___ DATA LINES

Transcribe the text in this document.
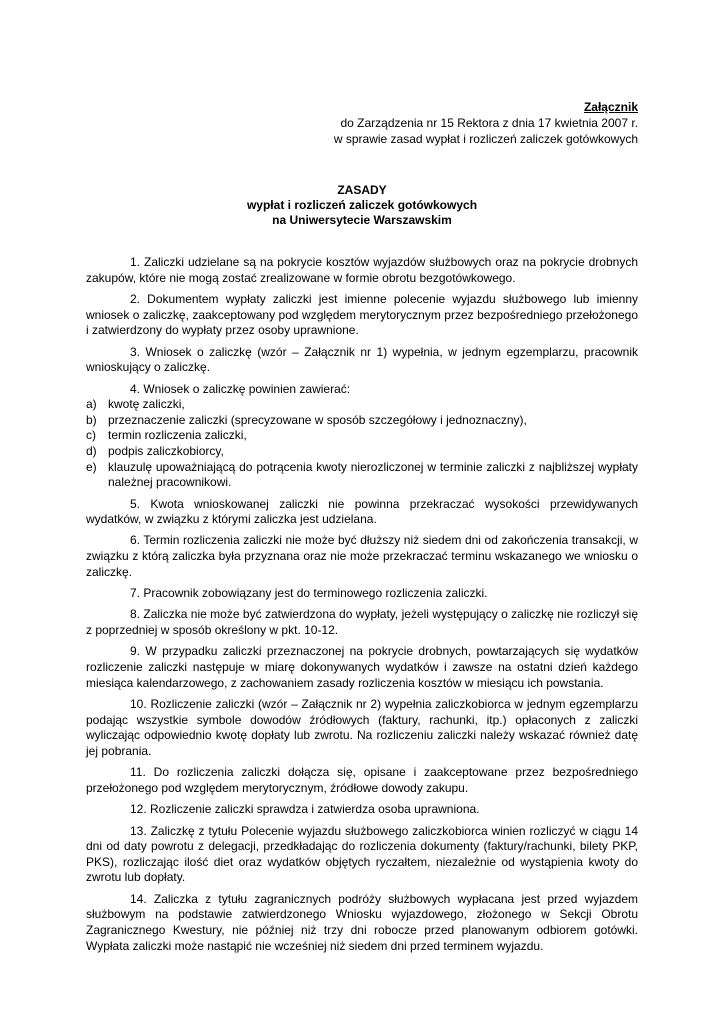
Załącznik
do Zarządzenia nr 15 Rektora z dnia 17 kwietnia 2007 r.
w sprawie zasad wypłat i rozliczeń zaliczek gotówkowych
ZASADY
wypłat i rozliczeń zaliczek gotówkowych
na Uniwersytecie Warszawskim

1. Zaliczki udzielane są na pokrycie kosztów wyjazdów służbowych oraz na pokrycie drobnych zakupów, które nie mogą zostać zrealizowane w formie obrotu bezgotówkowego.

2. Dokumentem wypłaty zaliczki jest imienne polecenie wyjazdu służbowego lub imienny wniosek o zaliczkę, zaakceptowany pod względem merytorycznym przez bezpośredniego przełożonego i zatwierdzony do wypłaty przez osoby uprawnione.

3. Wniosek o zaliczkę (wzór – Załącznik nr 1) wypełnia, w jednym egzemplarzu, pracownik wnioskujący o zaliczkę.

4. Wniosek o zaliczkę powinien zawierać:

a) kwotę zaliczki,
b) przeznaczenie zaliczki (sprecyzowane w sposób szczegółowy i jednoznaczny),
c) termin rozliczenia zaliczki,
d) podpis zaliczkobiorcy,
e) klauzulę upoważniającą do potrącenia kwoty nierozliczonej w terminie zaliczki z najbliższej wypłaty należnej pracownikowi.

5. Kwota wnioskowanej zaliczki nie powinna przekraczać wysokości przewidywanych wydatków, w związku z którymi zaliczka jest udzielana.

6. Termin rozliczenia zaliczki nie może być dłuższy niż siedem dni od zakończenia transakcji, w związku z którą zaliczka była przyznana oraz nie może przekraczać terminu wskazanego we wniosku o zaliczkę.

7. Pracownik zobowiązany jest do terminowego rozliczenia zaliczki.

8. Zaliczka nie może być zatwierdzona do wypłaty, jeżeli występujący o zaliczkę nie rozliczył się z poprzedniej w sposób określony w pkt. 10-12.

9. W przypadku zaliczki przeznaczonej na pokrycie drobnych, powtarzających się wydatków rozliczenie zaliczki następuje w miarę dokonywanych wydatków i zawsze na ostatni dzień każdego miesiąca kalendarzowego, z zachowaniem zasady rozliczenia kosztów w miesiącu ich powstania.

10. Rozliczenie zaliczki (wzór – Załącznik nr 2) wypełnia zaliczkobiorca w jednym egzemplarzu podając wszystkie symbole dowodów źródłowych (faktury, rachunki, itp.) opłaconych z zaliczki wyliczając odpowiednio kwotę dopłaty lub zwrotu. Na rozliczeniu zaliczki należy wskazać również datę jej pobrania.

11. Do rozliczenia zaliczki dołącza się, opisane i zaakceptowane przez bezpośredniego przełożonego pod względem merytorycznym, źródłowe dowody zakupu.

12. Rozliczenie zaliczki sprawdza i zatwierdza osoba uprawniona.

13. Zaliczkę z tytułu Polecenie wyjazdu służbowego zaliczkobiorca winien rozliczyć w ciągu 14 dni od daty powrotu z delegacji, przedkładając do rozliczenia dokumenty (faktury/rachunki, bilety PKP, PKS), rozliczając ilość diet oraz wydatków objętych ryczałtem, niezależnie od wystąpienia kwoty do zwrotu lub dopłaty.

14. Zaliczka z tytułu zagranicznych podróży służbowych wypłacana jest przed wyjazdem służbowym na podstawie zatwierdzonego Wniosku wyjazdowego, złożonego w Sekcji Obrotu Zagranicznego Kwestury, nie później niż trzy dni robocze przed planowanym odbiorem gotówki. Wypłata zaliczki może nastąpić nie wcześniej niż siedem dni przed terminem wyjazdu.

______
___ DATA LINES

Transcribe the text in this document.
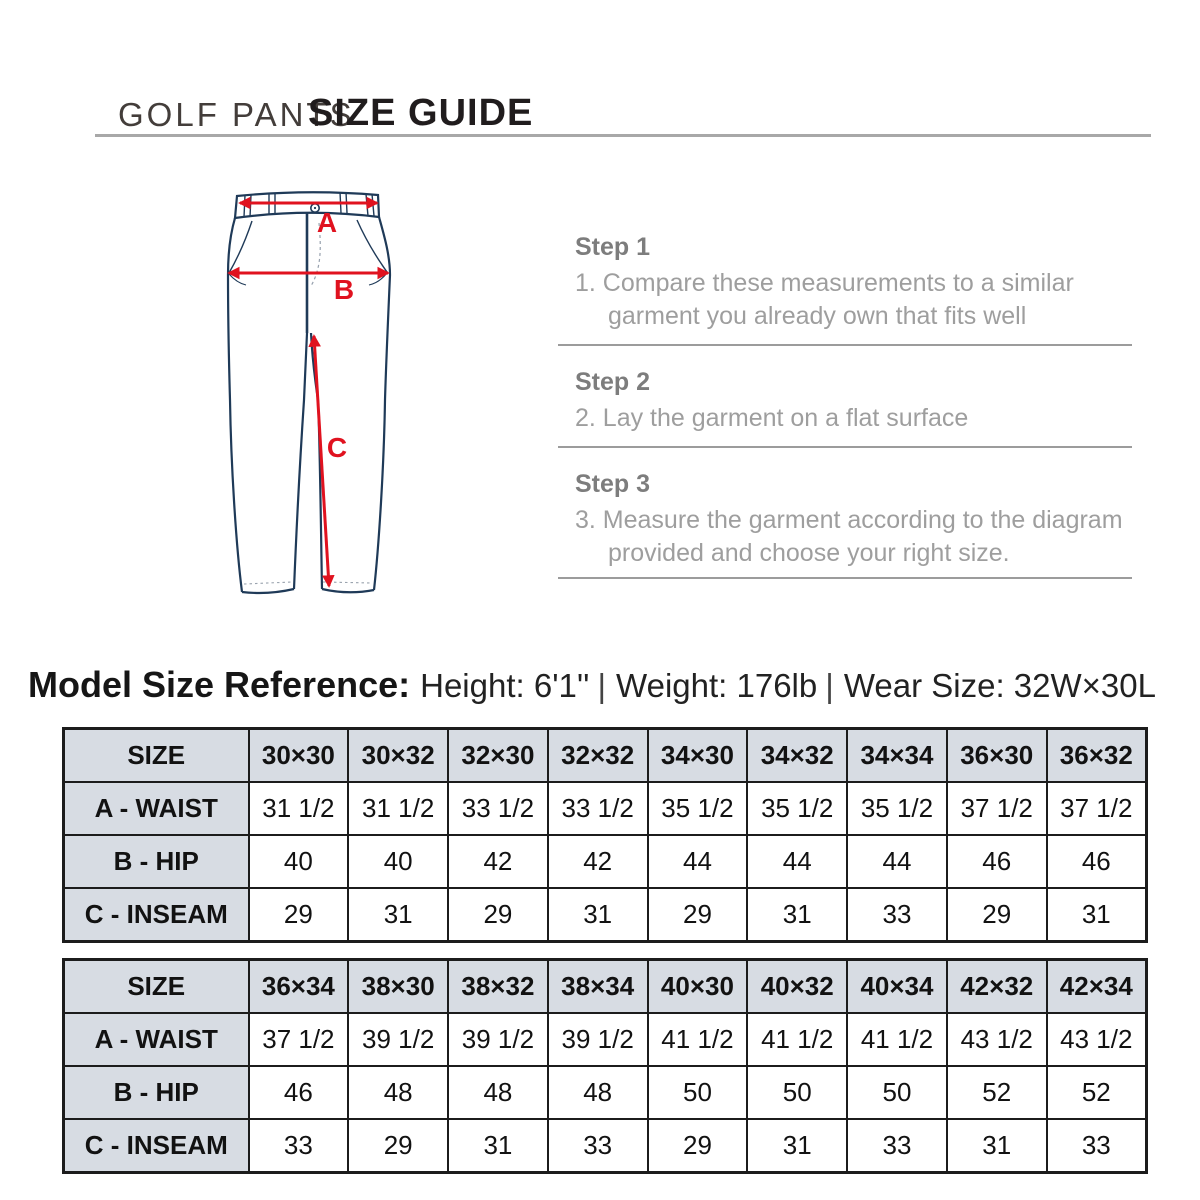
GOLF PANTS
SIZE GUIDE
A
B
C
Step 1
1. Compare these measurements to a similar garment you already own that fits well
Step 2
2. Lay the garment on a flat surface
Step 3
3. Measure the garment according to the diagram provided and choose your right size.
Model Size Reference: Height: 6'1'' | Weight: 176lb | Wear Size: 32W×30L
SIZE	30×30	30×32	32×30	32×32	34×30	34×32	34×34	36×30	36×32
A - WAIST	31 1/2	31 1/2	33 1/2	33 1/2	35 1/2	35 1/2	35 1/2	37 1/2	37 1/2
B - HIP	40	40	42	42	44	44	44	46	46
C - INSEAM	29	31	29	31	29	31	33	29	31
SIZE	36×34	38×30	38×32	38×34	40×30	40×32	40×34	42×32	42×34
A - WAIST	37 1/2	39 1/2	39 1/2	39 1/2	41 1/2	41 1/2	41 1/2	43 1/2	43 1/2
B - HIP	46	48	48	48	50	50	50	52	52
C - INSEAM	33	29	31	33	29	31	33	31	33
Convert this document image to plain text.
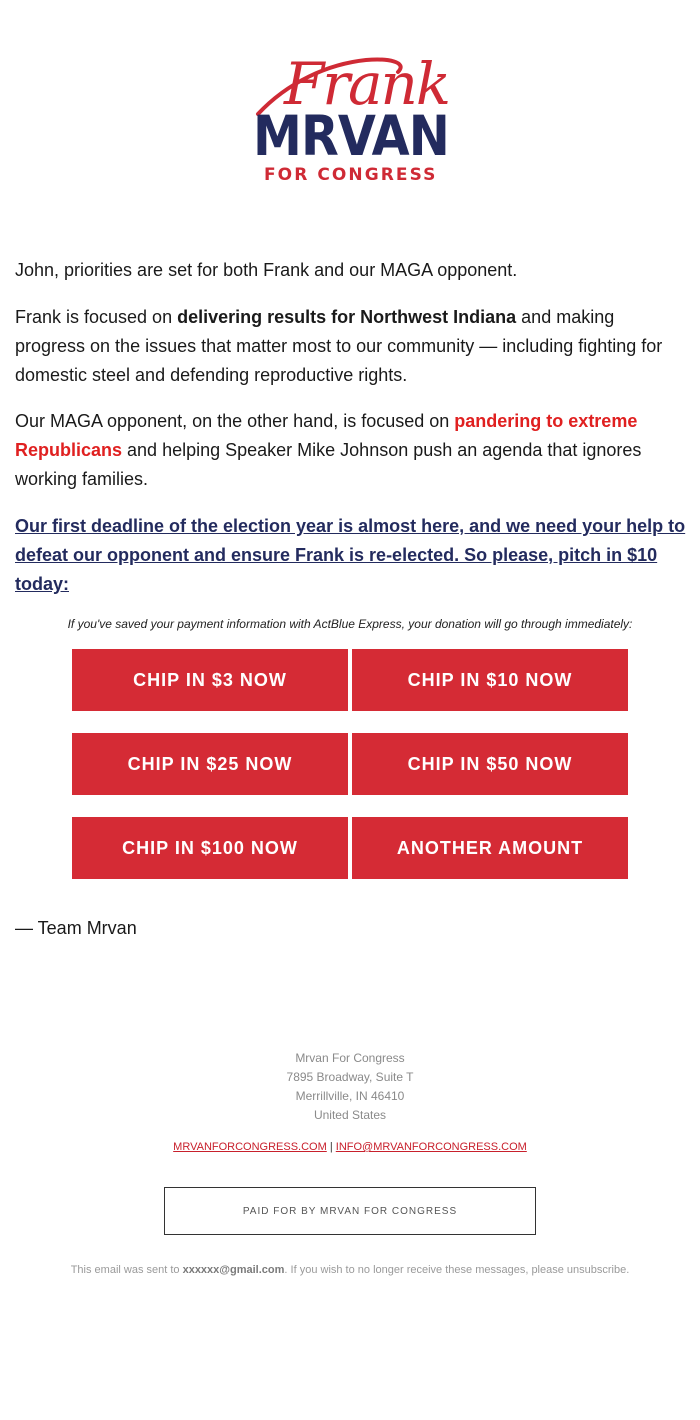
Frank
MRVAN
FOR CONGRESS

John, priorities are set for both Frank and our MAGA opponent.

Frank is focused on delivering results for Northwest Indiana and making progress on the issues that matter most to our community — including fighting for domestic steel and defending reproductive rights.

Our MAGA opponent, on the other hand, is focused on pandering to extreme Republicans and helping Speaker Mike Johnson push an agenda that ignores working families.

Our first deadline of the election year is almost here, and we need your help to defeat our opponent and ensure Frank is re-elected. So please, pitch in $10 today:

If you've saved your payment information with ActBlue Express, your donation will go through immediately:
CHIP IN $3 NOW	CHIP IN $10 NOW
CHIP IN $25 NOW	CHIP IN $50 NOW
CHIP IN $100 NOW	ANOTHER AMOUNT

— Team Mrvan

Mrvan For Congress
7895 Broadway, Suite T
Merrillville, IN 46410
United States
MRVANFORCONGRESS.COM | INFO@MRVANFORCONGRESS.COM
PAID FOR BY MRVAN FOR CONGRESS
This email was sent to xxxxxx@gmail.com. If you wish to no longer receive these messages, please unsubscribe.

______

PROMPT - Write down only the number of lines that contain the string "WAIST" in the listing.

WRITTEN ANSWER - 2